[START Records provided]

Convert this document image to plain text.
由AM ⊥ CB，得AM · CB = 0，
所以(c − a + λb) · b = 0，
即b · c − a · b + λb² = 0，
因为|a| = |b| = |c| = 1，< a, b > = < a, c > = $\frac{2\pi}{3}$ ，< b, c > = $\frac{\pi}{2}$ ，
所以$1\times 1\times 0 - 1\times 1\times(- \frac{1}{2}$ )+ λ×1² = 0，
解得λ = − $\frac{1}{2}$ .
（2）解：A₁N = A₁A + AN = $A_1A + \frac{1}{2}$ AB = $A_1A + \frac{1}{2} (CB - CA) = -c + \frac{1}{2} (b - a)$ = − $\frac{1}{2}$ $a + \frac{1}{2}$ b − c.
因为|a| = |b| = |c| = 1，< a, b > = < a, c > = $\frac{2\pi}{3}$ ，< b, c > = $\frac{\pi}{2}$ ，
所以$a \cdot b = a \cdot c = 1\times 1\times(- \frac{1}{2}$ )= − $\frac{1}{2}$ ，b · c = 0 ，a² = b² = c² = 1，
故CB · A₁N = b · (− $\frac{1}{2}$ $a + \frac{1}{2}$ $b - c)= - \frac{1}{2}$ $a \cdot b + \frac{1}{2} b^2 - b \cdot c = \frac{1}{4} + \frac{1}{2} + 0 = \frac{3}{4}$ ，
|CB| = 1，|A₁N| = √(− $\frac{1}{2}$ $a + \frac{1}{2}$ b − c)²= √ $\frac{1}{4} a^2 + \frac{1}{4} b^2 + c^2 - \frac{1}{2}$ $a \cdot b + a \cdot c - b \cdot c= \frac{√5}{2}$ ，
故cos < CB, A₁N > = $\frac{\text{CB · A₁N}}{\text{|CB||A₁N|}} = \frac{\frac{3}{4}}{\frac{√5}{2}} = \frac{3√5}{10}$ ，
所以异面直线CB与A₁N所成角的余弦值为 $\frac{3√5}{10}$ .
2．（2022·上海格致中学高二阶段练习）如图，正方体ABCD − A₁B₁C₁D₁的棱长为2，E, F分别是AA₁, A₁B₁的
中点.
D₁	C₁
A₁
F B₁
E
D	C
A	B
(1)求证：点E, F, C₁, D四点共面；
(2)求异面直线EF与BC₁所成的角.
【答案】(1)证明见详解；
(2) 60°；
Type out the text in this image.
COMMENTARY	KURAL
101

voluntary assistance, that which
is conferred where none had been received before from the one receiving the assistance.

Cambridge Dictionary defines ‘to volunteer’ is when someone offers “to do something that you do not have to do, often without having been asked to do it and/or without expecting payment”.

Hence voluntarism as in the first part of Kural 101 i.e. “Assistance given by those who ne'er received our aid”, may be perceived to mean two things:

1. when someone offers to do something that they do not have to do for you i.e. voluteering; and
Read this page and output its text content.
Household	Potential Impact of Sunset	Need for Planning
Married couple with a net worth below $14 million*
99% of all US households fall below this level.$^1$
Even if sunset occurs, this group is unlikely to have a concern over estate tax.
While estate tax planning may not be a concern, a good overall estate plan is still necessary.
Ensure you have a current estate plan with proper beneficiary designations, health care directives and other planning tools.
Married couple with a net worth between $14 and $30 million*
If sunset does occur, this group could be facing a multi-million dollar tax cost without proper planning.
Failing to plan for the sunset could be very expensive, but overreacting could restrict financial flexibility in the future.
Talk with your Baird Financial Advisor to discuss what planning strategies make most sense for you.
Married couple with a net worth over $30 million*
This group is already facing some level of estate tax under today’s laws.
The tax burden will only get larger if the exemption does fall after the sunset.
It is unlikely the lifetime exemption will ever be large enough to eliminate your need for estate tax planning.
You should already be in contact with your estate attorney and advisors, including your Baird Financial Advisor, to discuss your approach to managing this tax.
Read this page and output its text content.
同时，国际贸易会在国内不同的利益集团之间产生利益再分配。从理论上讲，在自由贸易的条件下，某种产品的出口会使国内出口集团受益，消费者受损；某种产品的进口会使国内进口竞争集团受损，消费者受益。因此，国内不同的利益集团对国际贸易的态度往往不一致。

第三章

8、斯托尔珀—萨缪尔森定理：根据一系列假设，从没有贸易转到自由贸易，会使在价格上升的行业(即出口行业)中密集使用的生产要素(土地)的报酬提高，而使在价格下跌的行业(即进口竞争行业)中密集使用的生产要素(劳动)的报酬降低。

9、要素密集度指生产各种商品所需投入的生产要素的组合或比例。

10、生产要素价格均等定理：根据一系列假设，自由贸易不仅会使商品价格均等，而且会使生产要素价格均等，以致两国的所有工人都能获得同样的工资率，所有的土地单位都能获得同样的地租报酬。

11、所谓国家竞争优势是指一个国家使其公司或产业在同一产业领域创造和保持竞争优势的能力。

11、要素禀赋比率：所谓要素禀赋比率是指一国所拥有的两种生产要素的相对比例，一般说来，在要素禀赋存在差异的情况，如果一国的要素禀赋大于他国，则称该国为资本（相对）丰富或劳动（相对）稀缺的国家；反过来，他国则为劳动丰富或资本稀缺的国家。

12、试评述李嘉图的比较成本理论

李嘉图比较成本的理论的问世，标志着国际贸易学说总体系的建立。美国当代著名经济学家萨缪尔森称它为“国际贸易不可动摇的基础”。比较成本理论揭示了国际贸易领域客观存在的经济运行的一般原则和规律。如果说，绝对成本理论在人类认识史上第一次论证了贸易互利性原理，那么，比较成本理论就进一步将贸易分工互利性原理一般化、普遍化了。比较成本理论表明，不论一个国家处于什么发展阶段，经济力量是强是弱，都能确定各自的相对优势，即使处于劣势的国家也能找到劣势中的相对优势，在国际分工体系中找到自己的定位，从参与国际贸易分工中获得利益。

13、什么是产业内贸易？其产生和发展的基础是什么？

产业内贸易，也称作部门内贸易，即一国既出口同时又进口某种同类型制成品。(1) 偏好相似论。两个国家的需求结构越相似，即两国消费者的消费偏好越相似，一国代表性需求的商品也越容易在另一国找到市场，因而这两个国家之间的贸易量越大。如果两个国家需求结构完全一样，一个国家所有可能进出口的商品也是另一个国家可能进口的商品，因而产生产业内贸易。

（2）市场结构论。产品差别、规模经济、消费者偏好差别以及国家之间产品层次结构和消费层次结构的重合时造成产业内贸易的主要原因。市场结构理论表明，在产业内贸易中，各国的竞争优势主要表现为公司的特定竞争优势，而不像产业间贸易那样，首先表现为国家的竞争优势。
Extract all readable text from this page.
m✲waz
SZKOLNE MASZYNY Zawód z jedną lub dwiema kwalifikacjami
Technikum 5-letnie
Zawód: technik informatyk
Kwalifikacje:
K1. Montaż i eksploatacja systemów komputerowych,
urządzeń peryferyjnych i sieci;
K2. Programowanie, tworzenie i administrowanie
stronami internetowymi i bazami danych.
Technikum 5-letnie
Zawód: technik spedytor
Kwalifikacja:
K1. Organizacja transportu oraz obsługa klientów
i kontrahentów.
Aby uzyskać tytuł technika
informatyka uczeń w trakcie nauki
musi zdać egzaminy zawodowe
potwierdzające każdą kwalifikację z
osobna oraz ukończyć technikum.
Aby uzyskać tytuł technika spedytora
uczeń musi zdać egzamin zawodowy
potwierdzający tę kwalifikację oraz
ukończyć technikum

[END Records provided]

Copy every single line of the material above that holds "someone".

§ **Finished exercise**
Cambridge Dictionary defines ‘to volunteer’ is when someone offers “to do something that you do not have to do, often without having been asked to do it and/or without expecting payment”.
1. when someone offers to do something that they do not have to do for you i.e. voluteering; and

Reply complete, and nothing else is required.